--- Data ---

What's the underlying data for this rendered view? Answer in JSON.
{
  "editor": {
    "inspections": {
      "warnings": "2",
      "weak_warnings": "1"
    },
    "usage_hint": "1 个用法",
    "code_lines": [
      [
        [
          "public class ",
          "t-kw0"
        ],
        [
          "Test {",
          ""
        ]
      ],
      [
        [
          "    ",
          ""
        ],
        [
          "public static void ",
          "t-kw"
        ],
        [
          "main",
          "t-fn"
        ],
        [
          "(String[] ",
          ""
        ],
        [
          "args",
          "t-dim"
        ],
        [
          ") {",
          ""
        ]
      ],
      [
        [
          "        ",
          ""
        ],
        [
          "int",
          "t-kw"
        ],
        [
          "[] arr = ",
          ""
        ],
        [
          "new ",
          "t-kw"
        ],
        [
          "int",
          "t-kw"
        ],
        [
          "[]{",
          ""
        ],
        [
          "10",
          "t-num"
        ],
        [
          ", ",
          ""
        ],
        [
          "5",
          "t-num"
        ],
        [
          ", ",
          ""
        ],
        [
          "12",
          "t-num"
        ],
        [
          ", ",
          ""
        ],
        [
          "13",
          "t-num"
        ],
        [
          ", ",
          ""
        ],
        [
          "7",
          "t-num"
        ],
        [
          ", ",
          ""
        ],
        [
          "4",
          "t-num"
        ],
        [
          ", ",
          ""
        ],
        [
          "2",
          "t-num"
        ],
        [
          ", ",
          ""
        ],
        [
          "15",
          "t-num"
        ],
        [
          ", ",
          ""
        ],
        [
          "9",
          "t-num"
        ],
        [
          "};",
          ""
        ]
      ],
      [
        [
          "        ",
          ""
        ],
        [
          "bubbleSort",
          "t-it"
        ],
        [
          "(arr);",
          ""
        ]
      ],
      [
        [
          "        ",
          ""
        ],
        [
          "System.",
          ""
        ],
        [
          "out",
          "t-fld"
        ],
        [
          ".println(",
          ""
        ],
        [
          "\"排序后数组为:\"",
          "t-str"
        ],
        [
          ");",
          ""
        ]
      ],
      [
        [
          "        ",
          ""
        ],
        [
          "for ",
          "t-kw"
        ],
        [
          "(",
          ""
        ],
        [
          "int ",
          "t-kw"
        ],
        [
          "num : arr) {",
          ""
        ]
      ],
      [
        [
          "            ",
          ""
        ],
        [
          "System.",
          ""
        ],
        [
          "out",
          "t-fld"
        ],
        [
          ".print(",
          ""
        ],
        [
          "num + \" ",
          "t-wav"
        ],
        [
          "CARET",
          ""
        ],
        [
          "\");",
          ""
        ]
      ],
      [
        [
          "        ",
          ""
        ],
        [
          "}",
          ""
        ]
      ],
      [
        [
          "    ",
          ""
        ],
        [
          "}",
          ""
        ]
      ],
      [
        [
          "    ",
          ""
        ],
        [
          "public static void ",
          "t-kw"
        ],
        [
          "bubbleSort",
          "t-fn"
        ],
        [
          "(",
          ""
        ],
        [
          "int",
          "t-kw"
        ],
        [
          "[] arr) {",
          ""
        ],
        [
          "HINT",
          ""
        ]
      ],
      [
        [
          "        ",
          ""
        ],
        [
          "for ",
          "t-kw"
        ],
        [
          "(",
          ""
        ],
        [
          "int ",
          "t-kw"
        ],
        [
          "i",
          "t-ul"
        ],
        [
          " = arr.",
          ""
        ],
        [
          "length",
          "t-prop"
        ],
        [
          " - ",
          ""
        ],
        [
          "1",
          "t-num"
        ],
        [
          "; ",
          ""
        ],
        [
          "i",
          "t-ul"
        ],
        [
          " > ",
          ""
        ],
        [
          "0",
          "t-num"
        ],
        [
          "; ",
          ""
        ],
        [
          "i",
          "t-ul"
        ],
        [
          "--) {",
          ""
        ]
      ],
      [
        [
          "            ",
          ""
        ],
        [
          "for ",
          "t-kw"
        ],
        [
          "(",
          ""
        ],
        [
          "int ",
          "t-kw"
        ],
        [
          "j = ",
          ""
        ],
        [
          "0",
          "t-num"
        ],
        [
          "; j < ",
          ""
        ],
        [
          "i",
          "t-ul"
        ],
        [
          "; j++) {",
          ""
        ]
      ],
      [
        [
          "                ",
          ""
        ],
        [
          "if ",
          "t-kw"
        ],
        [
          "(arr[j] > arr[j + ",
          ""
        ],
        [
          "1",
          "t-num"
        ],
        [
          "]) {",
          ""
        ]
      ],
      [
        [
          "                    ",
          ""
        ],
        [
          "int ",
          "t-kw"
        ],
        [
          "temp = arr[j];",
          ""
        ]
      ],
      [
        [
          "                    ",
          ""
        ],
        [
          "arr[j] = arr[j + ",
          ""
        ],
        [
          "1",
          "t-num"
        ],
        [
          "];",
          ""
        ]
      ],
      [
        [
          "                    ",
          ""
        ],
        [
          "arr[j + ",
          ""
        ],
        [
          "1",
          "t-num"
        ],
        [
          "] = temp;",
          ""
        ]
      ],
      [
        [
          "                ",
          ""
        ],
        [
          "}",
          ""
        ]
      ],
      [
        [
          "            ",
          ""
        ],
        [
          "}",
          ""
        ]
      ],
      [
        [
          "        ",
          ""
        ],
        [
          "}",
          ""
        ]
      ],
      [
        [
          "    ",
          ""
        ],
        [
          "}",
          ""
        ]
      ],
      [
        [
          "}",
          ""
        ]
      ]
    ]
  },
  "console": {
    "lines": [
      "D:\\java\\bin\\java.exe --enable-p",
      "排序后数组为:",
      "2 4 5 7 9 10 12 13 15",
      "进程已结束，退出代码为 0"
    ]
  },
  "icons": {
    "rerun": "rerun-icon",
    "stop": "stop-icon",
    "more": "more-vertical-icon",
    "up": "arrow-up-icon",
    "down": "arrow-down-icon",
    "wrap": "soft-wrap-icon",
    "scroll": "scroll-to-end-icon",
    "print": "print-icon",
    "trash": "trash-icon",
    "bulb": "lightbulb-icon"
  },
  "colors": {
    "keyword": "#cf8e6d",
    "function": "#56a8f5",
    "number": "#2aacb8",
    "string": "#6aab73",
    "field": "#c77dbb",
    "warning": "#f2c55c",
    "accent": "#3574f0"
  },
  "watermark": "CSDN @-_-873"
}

---

Aim: Write the listing out again, exactly as shown above.

Correct output:
What's the underlying data for this rendered view? Answer in JSON.
{
  "editor": {
    "inspections": {
      "warnings": "2",
      "weak_warnings": "1"
    },
    "usage_hint": "1 个用法",
    "code_lines": [
      [
        [
          "public class ",
          "t-kw0"
        ],
        [
          "Test {",
          ""
        ]
      ],
      [
        [
          "    ",
          ""
        ],
        [
          "public static void ",
          "t-kw"
        ],
        [
          "main",
          "t-fn"
        ],
        [
          "(String[] ",
          ""
        ],
        [
          "args",
          "t-dim"
        ],
        [
          ") {",
          ""
        ]
      ],
      [
        [
          "        ",
          ""
        ],
        [
          "int",
          "t-kw"
        ],
        [
          "[] arr = ",
          ""
        ],
        [
          "new ",
          "t-kw"
        ],
        [
          "int",
          "t-kw"
        ],
        [
          "[]{",
          ""
        ],
        [
          "10",
          "t-num"
        ],
        [
          ", ",
          ""
        ],
        [
          "5",
          "t-num"
        ],
        [
          ", ",
          ""
        ],
        [
          "12",
          "t-num"
        ],
        [
          ", ",
          ""
        ],
        [
          "13",
          "t-num"
        ],
        [
          ", ",
          ""
        ],
        [
          "7",
          "t-num"
        ],
        [
          ", ",
          ""
        ],
        [
          "4",
          "t-num"
        ],
        [
          ", ",
          ""
        ],
        [
          "2",
          "t-num"
        ],
        [
          ", ",
          ""
        ],
        [
          "15",
          "t-num"
        ],
        [
          ", ",
          ""
        ],
        [
          "9",
          "t-num"
        ],
        [
          "};",
          ""
        ]
      ],
      [
        [
          "        ",
          ""
        ],
        [
          "bubbleSort",
          "t-it"
        ],
        [
          "(arr);",
          ""
        ]
      ],
      [
        [
          "        ",
          ""
        ],
        [
          "System.",
          ""
        ],
        [
          "out",
          "t-fld"
        ],
        [
          ".println(",
          ""
        ],
        [
          "\"排序后数组为:\"",
          "t-str"
        ],
        [
          ");",
          ""
        ]
      ],
      [
        [
          "        ",
          ""
        ],
        [
          "for ",
          "t-kw"
        ],
        [
          "(",
          ""
        ],
        [
          "int ",
          "t-kw"
        ],
        [
          "num : arr) {",
          ""
        ]
      ],
      [
        [
          "            ",
          ""
        ],
        [
          "System.",
          ""
        ],
        [
          "out",
          "t-fld"
        ],
        [
          ".print(",
          ""
        ],
        [
          "num + \" ",
          "t-wav"
        ],
        [
          "CARET",
          ""
        ],
        [
          "\");",
          ""
        ]
      ],
      [
        [
          "        ",
          ""
        ],
        [
          "}",
          ""
        ]
      ],
      [
        [
          "    ",
          ""
        ],
        [
          "}",
          ""
        ]
      ],
      [
        [
          "    ",
          ""
        ],
        [
          "public static void ",
          "t-kw"
        ],
        [
          "bubbleSort",
          "t-fn"
        ],
        [
          "(",
          ""
        ],
        [
          "int",
          "t-kw"
        ],
        [
          "[] arr) {",
          ""
        ],
        [
          "HINT",
          ""
        ]
      ],
      [
        [
          "        ",
          ""
        ],
        [
          "for ",
          "t-kw"
        ],
        [
          "(",
          ""
        ],
        [
          "int ",
          "t-kw"
        ],
        [
          "i",
          "t-ul"
        ],
        [
          " = arr.",
          ""
        ],
        [
          "length",
          "t-prop"
        ],
        [
          " - ",
          ""
        ],
        [
          "1",
          "t-num"
        ],
        [
          "; ",
          ""
        ],
        [
          "i",
          "t-ul"
        ],
        [
          " > ",
          ""
        ],
        [
          "0",
          "t-num"
        ],
        [
          "; ",
          ""
        ],
        [
          "i",
          "t-ul"
        ],
        [
          "--) {",
          ""
        ]
      ],
      [
        [
          "            ",
          ""
        ],
        [
          "for ",
          "t-kw"
        ],
        [
          "(",
          ""
        ],
        [
          "int ",
          "t-kw"
        ],
        [
          "j = ",
          ""
        ],
        [
          "0",
          "t-num"
        ],
        [
          "; j < ",
          ""
        ],
        [
          "i",
          "t-ul"
        ],
        [
          "; j++) {",
          ""
        ]
      ],
      [
        [
          "                ",
          ""
        ],
        [
          "if ",
          "t-kw"
        ],
        [
          "(arr[j] > arr[j + ",
          ""
        ],
        [
          "1",
          "t-num"
        ],
        [
          "]) {",
          ""
        ]
      ],
      [
        [
          "                    ",
          ""
        ],
        [
          "int ",
          "t-kw"
        ],
        [
          "temp = arr[j];",
          ""
        ]
      ],
      [
        [
          "                    ",
          ""
        ],
        [
          "arr[j] = arr[j + ",
          ""
        ],
        [
          "1",
          "t-num"
        ],
        [
          "];",
          ""
        ]
      ],
      [
        [
          "                    ",
          ""
        ],
        [
          "arr[j + ",
          ""
        ],
        [
          "1",
          "t-num"
        ],
        [
          "] = temp;",
          ""
        ]
      ],
      [
        [
          "                ",
          ""
        ],
        [
          "}",
          ""
        ]
      ],
      [
        [
          "            ",
          ""
        ],
        [
          "}",
          ""
        ]
      ],
      [
        [
          "        ",
          ""
        ],
        [
          "}",
          ""
        ]
      ],
      [
        [
          "    ",
          ""
        ],
        [
          "}",
          ""
        ]
      ],
      [
        [
          "}",
          ""
        ]
      ]
    ]
  },
  "console": {
    "lines": [
      "D:\\java\\bin\\java.exe --enable-p",
      "排序后数组为:",
      "2 4 5 7 9 10 12 13 15",
      "进程已结束，退出代码为 0"
    ]
  },
  "icons": {
    "rerun": "rerun-icon",
    "stop": "stop-icon",
    "more": "more-vertical-icon",
    "up": "arrow-up-icon",
    "down": "arrow-down-icon",
    "wrap": "soft-wrap-icon",
    "scroll": "scroll-to-end-icon",
    "print": "print-icon",
    "trash": "trash-icon",
    "bulb": "lightbulb-icon"
  },
  "colors": {
    "keyword": "#cf8e6d",
    "function": "#56a8f5",
    "number": "#2aacb8",
    "string": "#6aab73",
    "field": "#c77dbb",
    "warning": "#f2c55c",
    "accent": "#3574f0"
  },
  "watermark": "CSDN @-_-873"
}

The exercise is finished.